Stated goal =>
Search the material for the string "JSON" and copy each line where it occurs.

Extracted records
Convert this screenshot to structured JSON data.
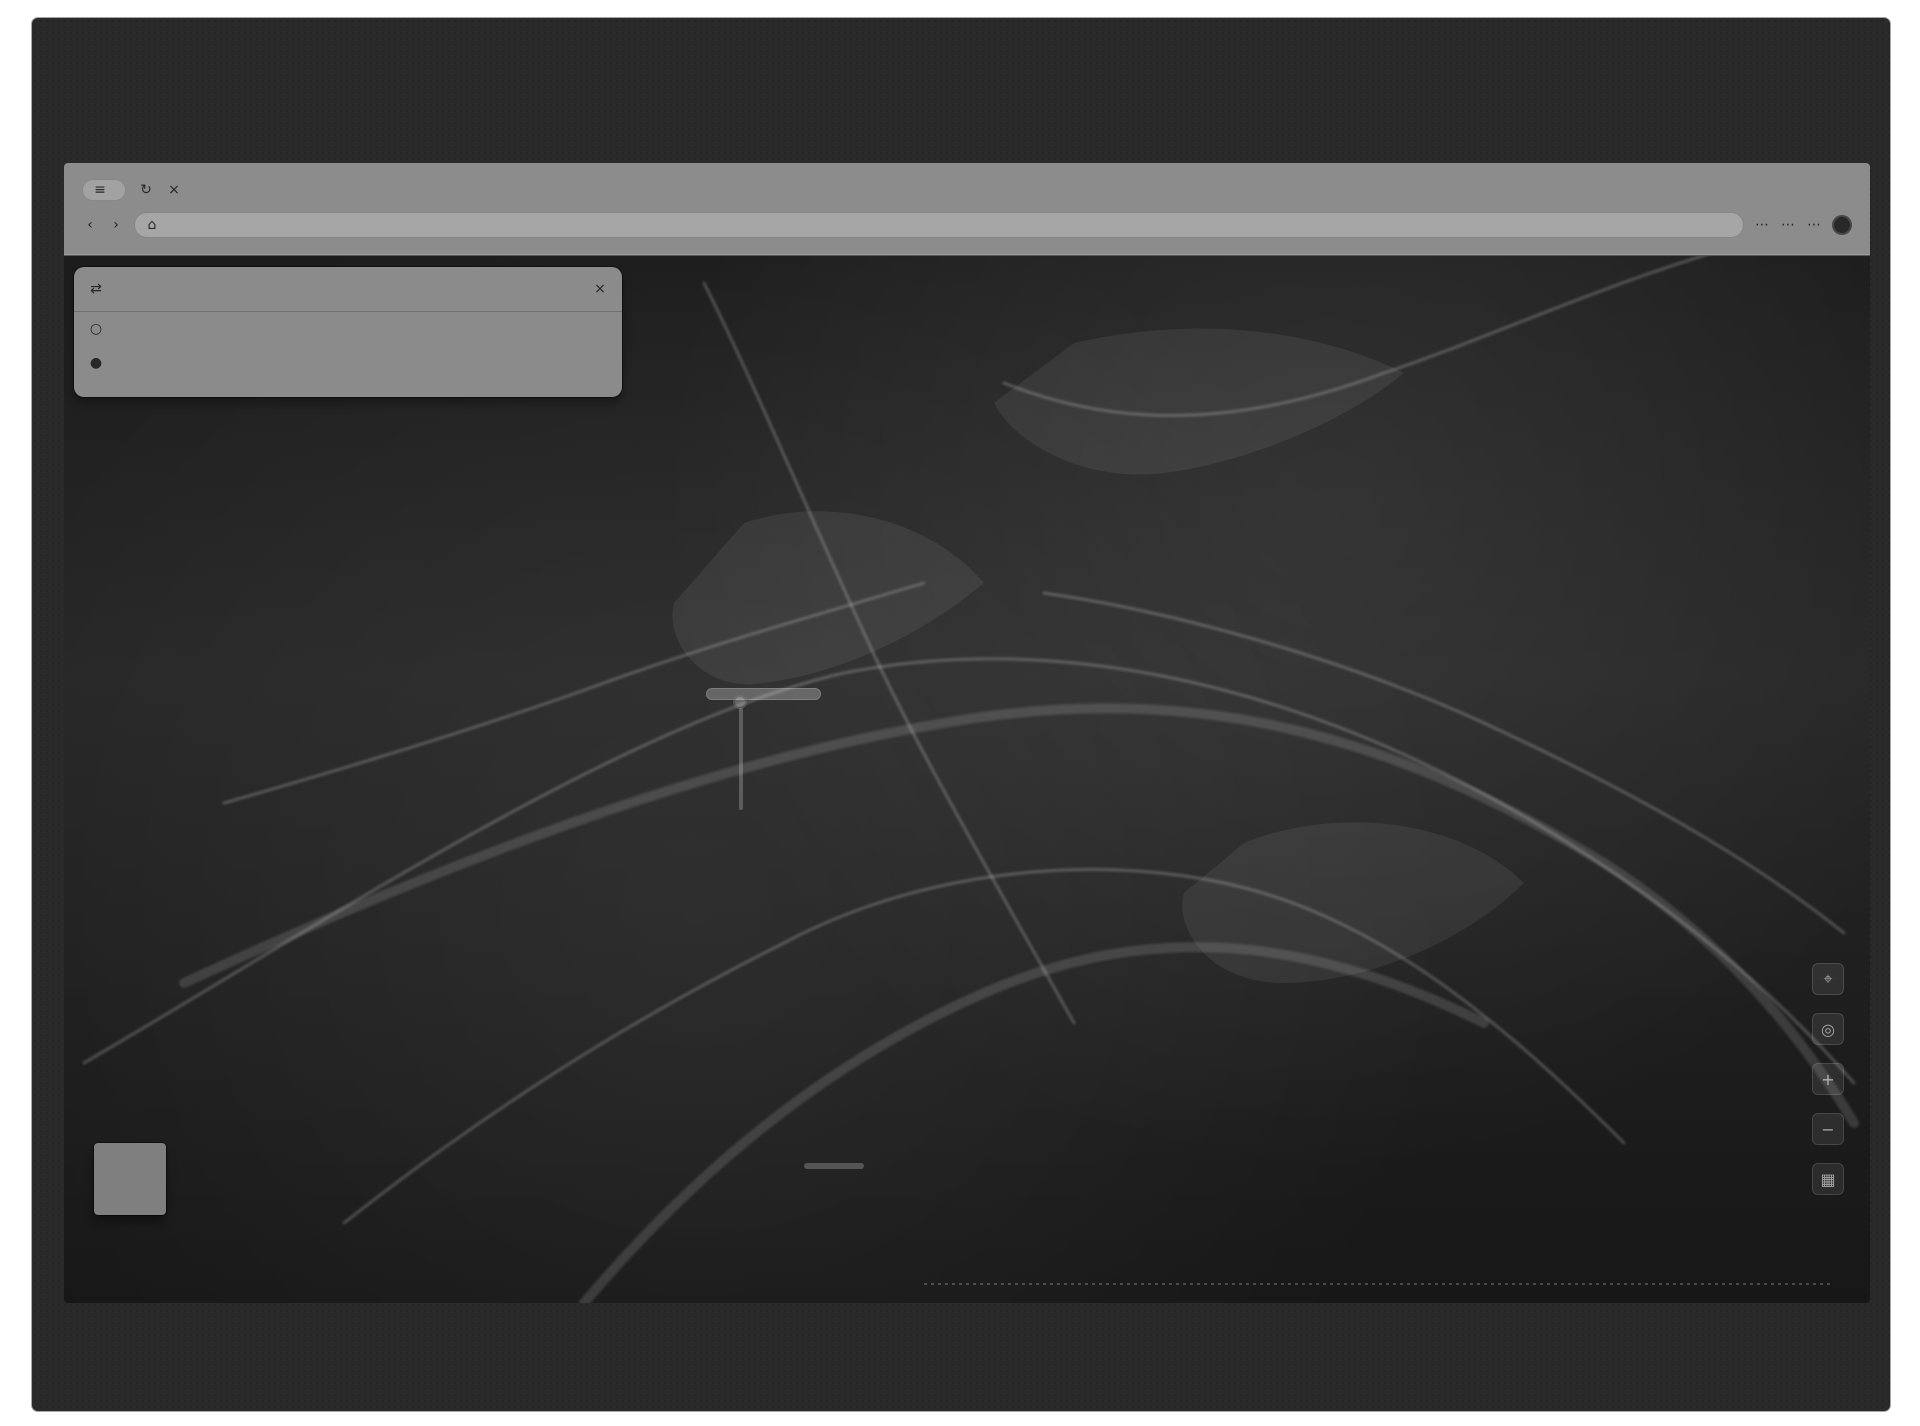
{
  "browser": {
    "tab_label": "",
    "url_text": ""
  },
  "panel": {
    "header_text": "",
    "line_1": "",
    "line_2": ""
  },
  "icons": {
    "menu": "menu-icon",
    "reload": "reload-icon",
    "back": "back-icon",
    "forward": "forward-icon",
    "site": "site-icon",
    "extensions": "extensions-icon",
    "profile": "profile-icon",
    "close": "close-icon",
    "directions": "directions-icon",
    "layers": "layers-icon",
    "zoom_in": "zoom-in-icon",
    "zoom_out": "zoom-out-icon",
    "locate": "locate-icon",
    "compass": "compass-icon"
  },
  "colors": {
    "print_background": "#2a2a2a",
    "chrome_gray": "#8b8b8b",
    "panel_gray": "#8a8a8a"
  },
  "map": {
    "bottom_left_text": ""
  }
}
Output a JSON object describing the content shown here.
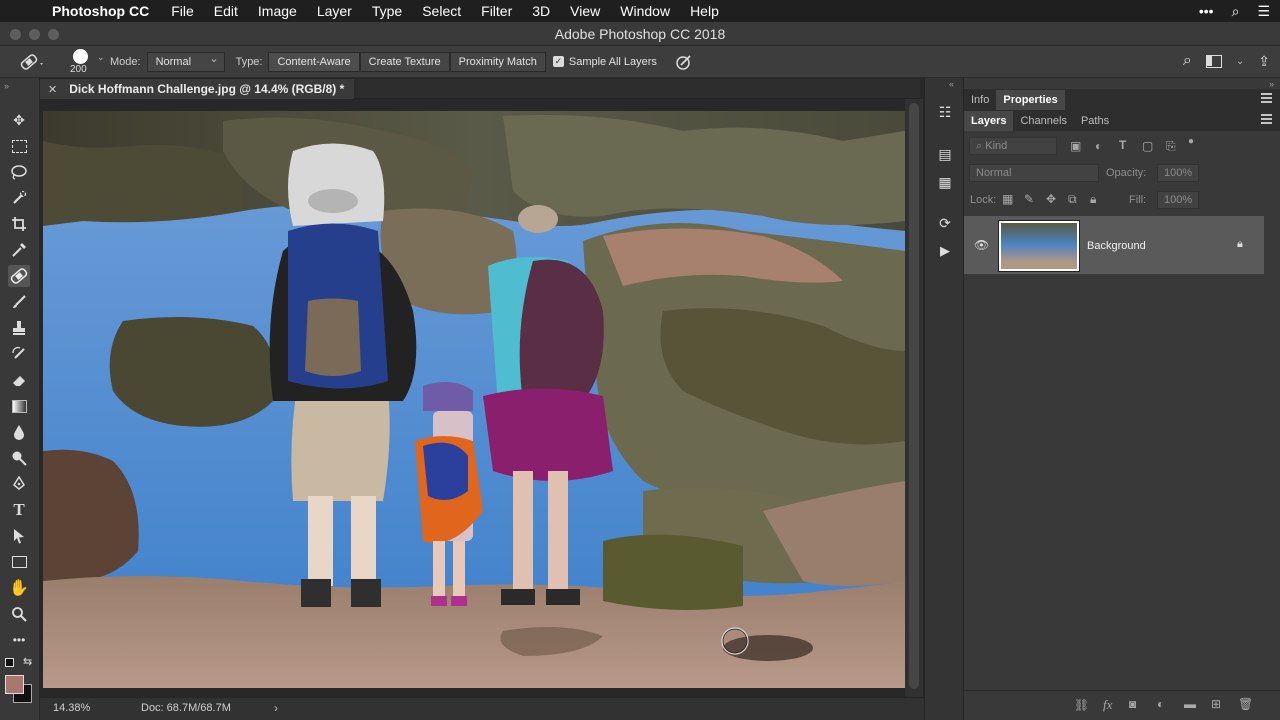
{
  "menubar": {
    "app_name": "Photoshop CC",
    "items": [
      "File",
      "Edit",
      "Image",
      "Layer",
      "Type",
      "Select",
      "Filter",
      "3D",
      "View",
      "Window",
      "Help"
    ]
  },
  "window": {
    "title": "Adobe Photoshop CC 2018"
  },
  "options": {
    "brush_size": "200",
    "mode_label": "Mode:",
    "mode_value": "Normal",
    "type_label": "Type:",
    "type_buttons": [
      "Content-Aware",
      "Create Texture",
      "Proximity Match"
    ],
    "sample_all_layers": "Sample All Layers"
  },
  "document": {
    "tab_title": "Dick Hoffmann Challenge.jpg @ 14.4% (RGB/8) *"
  },
  "status": {
    "zoom": "14.38%",
    "doc_size": "Doc: 68.7M/68.7M"
  },
  "panels": {
    "top_tabs": [
      "Info",
      "Properties"
    ],
    "layer_tabs": [
      "Layers",
      "Channels",
      "Paths"
    ],
    "kind_placeholder": "Kind",
    "blend_mode": "Normal",
    "opacity_label": "Opacity:",
    "opacity_value": "100%",
    "lock_label": "Lock:",
    "fill_label": "Fill:",
    "fill_value": "100%",
    "layers": [
      {
        "name": "Background"
      }
    ]
  },
  "colors": {
    "foreground": "#a8776e",
    "background": "#111111",
    "accent": "#474747"
  }
}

Exercise output =>
Convert this screenshot to structured JSON data.
Output a JSON object describing the content shown here.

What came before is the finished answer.